## INSTRUCTIONS TO FOLLOW
Quote the records in full and leave their pictures out.

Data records
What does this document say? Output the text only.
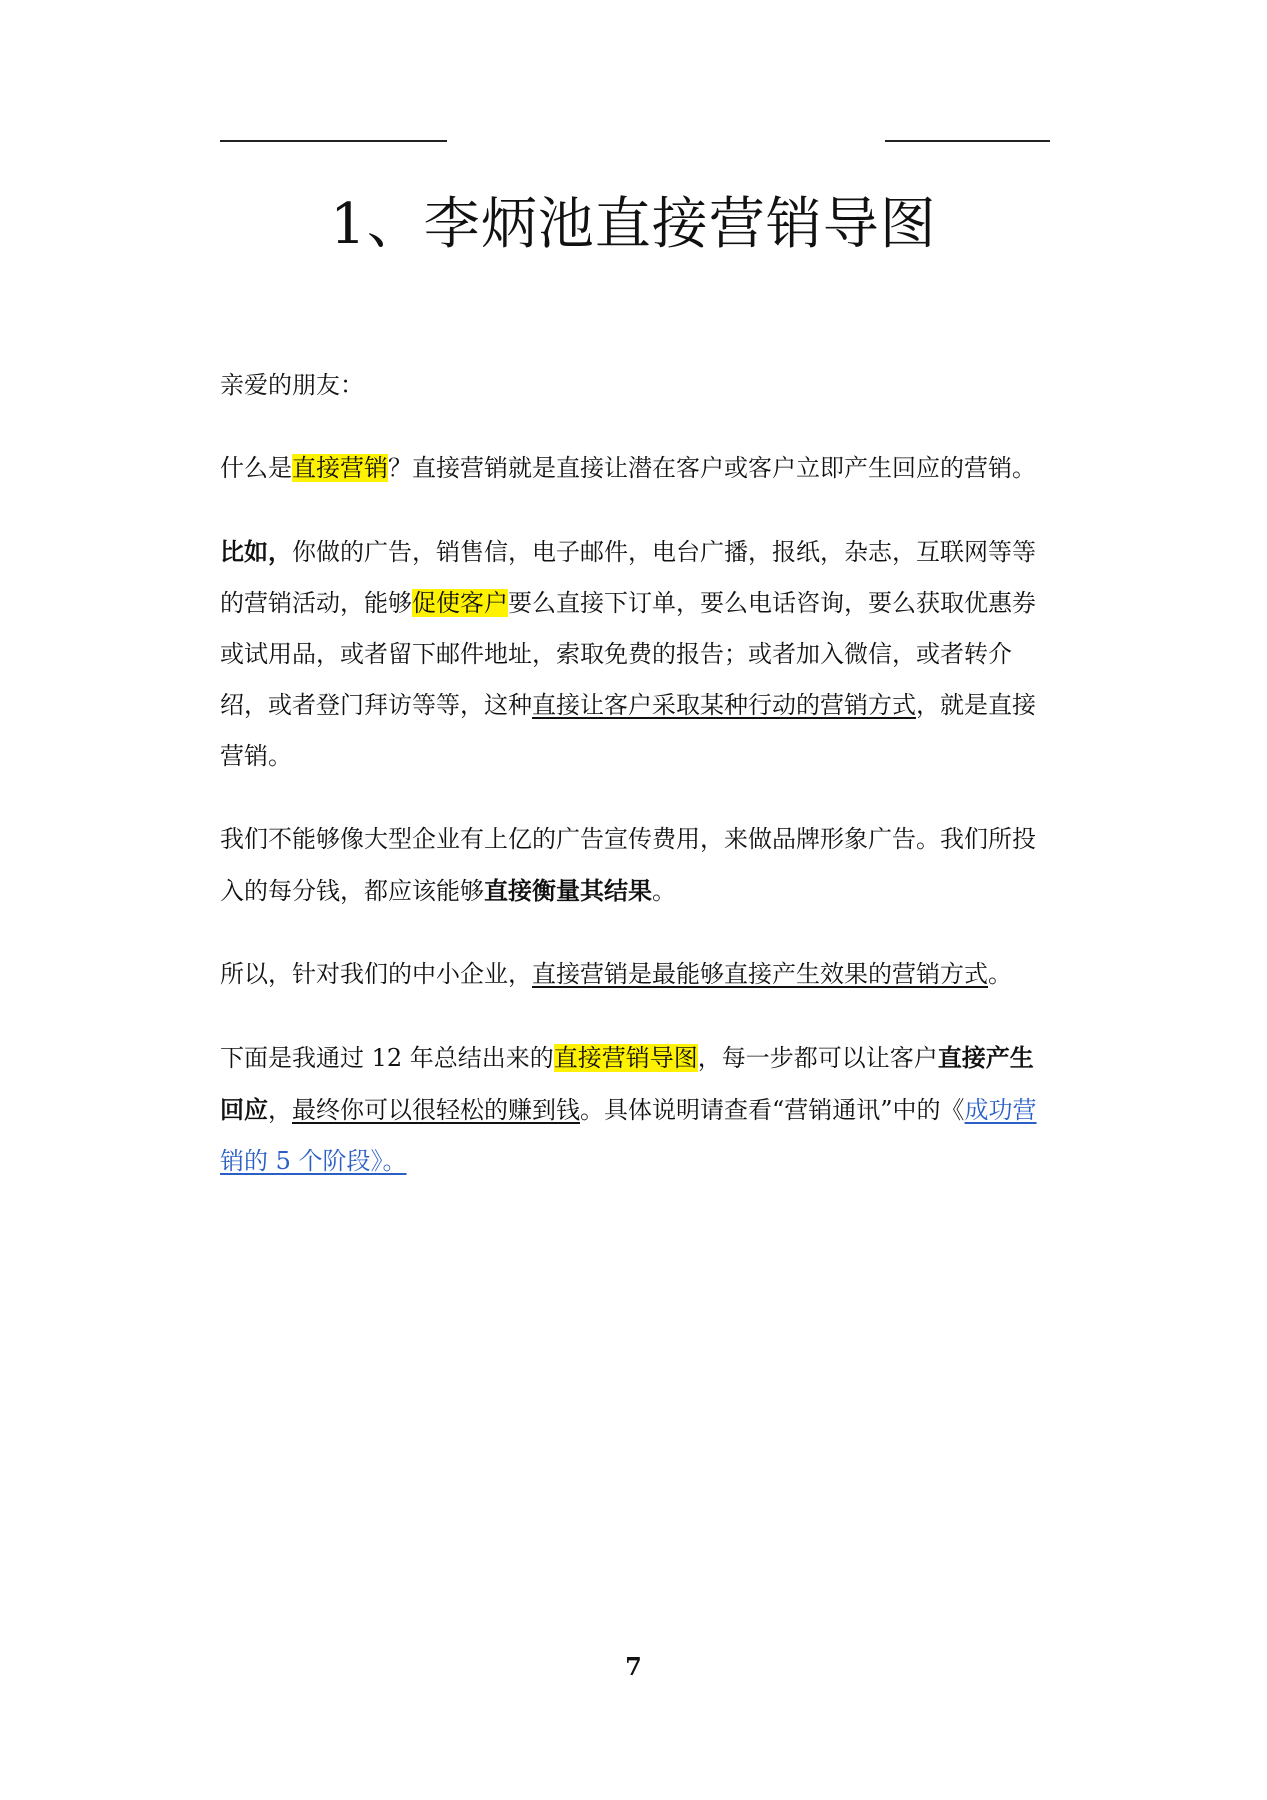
1、李炳池直接营销导图

亲爱的朋友：

什么是直接营销？直接营销就是直接让潜在客户或客户立即产生回应的营销。

比如，你做的广告，销售信，电子邮件，电台广播，报纸，杂志，互联网等等的营销活动，能够促使客户要么直接下订单，要么电话咨询，要么获取优惠券或试用品，或者留下邮件地址，索取免费的报告；或者加入微信，或者转介绍，或者登门拜访等等，这种直接让客户采取某种行动的营销方式，就是直接营销。

我们不能够像大型企业有上亿的广告宣传费用，来做品牌形象广告。我们所投入的每分钱，都应该能够直接衡量其结果。

所以，针对我们的中小企业，直接营销是最能够直接产生效果的营销方式。

下面是我通过 12 年总结出来的直接营销导图，每一步都可以让客户直接产生回应，最终你可以很轻松的赚到钱。具体说明请查看“营销通讯”中的《成功营销的 5 个阶段》。

7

## CORRECT RESULT
What does this document say? Output the text only.
1、李炳池直接营销导图

亲爱的朋友：

什么是直接营销？直接营销就是直接让潜在客户或客户立即产生回应的营销。

比如，你做的广告，销售信，电子邮件，电台广播，报纸，杂志，互联网等等的营销活动，能够促使客户要么直接下订单，要么电话咨询，要么获取优惠券或试用品，或者留下邮件地址，索取免费的报告；或者加入微信，或者转介绍，或者登门拜访等等，这种直接让客户采取某种行动的营销方式，就是直接营销。

我们不能够像大型企业有上亿的广告宣传费用，来做品牌形象广告。我们所投入的每分钱，都应该能够直接衡量其结果。

所以，针对我们的中小企业，直接营销是最能够直接产生效果的营销方式。

下面是我通过 12 年总结出来的直接营销导图，每一步都可以让客户直接产生回应，最终你可以很轻松的赚到钱。具体说明请查看“营销通讯”中的《成功营销的 5 个阶段》。

7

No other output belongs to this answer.